◆ Problem statement
Return exactly the lines from the "Read all visible content and emit it as JSON." line through the last line of the entries below. Include no pictures.

=== Provided information ===

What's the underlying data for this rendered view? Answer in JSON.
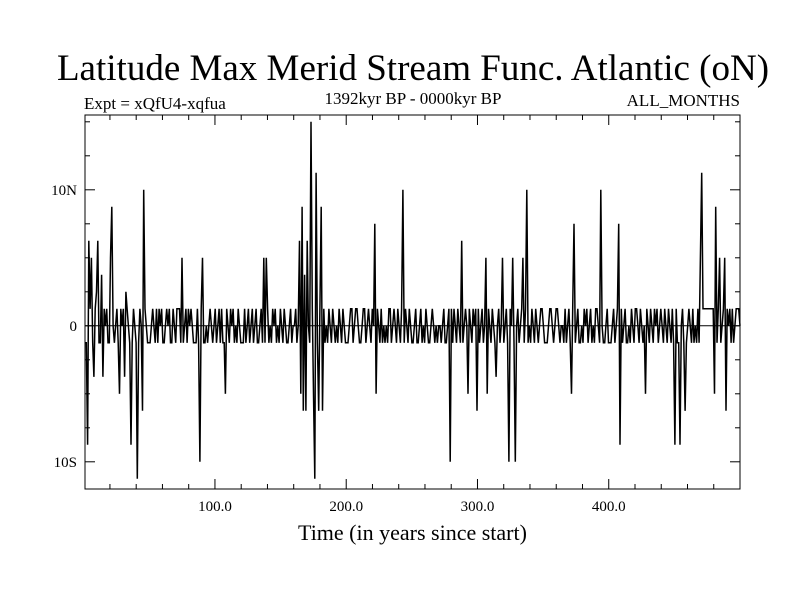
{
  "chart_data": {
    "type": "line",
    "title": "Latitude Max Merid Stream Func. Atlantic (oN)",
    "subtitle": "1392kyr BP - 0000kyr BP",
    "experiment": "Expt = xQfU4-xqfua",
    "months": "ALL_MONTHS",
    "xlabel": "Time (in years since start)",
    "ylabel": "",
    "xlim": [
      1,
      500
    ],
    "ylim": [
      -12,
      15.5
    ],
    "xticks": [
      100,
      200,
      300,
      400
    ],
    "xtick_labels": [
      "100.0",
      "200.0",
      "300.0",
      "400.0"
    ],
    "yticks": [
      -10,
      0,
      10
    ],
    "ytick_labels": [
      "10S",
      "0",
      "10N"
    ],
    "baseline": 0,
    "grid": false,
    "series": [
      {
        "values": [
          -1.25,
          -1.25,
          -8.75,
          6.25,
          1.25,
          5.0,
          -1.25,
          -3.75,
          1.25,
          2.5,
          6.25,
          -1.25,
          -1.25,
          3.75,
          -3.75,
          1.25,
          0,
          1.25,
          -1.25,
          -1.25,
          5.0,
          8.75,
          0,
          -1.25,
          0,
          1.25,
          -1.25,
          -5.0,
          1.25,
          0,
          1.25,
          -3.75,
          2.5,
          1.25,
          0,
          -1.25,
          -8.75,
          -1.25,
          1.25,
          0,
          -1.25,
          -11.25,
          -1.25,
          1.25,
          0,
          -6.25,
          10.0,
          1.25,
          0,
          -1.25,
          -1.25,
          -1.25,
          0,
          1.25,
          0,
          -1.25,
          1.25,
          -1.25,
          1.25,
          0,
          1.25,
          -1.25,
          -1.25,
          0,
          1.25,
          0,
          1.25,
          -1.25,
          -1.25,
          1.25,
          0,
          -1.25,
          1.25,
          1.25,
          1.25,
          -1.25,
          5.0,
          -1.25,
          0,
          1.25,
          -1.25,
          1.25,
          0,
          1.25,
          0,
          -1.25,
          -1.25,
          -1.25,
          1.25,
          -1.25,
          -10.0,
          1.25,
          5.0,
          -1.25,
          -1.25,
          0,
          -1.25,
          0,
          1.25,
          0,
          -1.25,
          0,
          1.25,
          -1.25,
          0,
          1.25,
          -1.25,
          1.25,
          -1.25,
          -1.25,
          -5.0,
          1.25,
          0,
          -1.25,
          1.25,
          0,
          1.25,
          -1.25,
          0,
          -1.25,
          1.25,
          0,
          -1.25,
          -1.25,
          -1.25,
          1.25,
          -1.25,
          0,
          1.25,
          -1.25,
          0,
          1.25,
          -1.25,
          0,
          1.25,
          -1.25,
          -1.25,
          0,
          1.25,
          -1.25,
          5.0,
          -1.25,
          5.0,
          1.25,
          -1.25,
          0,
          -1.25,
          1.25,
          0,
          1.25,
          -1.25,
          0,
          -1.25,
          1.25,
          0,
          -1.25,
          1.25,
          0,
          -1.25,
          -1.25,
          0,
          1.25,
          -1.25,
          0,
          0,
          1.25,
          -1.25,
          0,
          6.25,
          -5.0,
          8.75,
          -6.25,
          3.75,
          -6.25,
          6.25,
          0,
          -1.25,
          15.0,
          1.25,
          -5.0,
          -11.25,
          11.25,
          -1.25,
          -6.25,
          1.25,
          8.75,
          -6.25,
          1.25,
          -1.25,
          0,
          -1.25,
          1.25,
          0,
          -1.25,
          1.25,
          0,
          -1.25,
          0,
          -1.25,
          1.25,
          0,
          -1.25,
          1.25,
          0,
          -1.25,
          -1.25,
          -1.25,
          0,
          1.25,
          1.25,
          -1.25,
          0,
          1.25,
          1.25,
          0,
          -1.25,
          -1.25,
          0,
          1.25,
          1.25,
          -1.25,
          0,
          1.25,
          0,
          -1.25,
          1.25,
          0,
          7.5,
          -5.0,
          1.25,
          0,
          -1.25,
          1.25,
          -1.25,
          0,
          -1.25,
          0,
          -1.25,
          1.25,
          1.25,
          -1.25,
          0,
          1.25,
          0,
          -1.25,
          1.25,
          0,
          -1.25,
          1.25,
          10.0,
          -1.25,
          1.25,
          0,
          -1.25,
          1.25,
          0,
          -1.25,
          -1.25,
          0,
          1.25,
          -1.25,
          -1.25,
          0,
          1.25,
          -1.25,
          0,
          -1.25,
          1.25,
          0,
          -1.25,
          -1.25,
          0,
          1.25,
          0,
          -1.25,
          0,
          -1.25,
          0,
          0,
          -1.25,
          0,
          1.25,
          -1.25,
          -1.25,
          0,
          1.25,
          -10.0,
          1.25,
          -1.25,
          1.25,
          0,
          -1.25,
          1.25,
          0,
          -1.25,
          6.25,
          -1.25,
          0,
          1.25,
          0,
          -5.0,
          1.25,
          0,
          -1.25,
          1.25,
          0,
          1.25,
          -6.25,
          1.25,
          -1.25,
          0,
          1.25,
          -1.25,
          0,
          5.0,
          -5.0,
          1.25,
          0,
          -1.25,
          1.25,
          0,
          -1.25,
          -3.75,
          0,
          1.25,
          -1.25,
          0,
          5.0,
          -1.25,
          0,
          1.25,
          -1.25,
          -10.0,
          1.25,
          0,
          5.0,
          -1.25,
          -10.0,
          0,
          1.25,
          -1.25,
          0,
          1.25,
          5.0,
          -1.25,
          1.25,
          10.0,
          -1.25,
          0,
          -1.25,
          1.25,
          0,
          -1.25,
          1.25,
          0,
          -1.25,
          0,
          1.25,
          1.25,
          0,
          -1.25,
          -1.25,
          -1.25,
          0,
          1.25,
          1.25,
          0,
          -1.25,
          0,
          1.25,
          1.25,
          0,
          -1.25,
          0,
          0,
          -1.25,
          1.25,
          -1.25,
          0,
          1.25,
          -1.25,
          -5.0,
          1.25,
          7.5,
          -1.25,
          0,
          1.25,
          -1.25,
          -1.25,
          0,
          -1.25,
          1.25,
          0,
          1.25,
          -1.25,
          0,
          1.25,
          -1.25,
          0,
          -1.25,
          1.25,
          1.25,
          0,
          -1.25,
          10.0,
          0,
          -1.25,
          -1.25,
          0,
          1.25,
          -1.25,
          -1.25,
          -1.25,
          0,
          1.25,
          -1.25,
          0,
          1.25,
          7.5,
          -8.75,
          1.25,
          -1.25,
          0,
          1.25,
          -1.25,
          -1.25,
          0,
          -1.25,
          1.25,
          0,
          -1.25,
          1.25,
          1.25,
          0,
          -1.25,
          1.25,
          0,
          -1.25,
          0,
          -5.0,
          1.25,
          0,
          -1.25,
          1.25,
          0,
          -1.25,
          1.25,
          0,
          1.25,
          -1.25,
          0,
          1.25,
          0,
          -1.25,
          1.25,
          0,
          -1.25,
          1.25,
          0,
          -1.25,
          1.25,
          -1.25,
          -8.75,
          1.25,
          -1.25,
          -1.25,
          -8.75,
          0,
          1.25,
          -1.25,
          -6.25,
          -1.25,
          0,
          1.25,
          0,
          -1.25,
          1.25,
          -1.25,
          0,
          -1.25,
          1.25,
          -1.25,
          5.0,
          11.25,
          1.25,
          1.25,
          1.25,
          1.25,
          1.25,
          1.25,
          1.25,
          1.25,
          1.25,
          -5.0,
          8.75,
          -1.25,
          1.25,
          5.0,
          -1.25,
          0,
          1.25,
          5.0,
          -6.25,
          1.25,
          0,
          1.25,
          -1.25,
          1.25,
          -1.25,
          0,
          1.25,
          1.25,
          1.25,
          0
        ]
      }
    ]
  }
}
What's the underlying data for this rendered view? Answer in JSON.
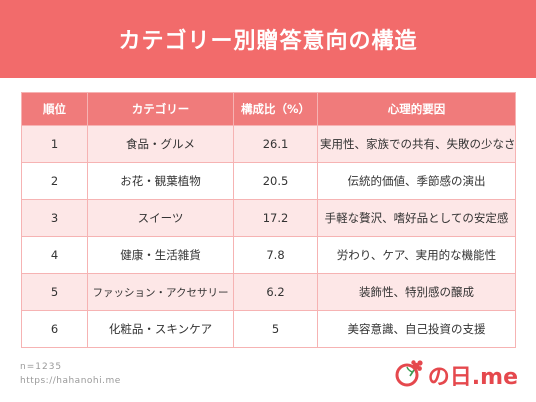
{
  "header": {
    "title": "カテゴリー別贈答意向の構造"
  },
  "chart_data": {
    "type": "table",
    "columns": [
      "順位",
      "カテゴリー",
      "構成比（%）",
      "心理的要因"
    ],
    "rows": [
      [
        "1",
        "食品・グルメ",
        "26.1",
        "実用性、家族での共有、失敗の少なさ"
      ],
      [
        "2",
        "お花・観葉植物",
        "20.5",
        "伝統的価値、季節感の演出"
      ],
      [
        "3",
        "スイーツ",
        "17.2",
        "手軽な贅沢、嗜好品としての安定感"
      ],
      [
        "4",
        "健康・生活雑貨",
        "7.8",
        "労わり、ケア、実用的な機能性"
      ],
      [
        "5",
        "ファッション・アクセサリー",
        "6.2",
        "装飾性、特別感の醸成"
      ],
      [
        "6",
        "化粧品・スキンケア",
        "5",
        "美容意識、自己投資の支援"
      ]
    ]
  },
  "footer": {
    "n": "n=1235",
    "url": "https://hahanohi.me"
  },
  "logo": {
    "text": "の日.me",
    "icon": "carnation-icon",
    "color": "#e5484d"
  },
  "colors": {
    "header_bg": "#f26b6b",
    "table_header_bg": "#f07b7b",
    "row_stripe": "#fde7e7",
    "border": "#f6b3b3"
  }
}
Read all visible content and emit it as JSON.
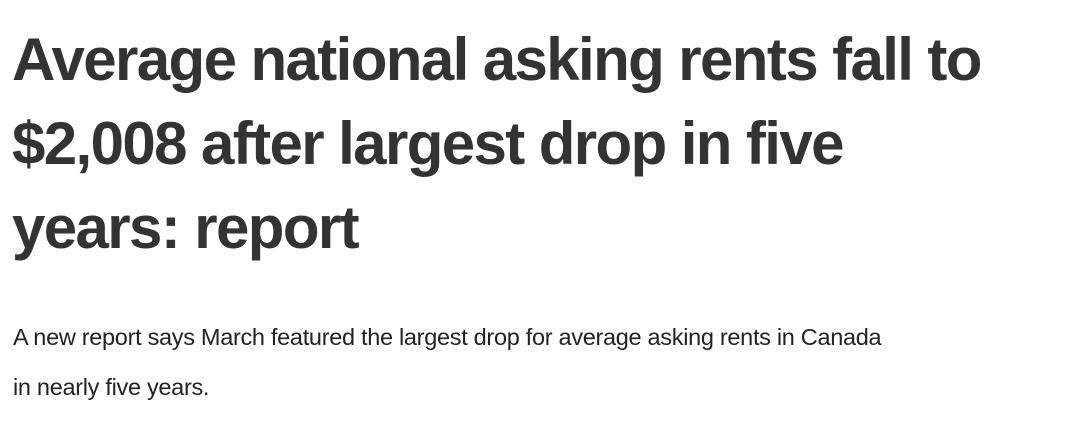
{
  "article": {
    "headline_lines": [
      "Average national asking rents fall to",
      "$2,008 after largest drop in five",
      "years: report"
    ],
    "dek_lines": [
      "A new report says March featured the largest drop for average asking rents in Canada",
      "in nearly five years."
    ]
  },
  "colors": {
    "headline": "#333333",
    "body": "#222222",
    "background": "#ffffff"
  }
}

===

◆ Written solution
Read all visible content and emit it as JSON.
{
  "article": {
    "headline_lines": [
      "Average national asking rents fall to",
      "$2,008 after largest drop in five",
      "years: report"
    ],
    "dek_lines": [
      "A new report says March featured the largest drop for average asking rents in Canada",
      "in nearly five years."
    ]
  },
  "colors": {
    "headline": "#333333",
    "body": "#222222",
    "background": "#ffffff"
  }
}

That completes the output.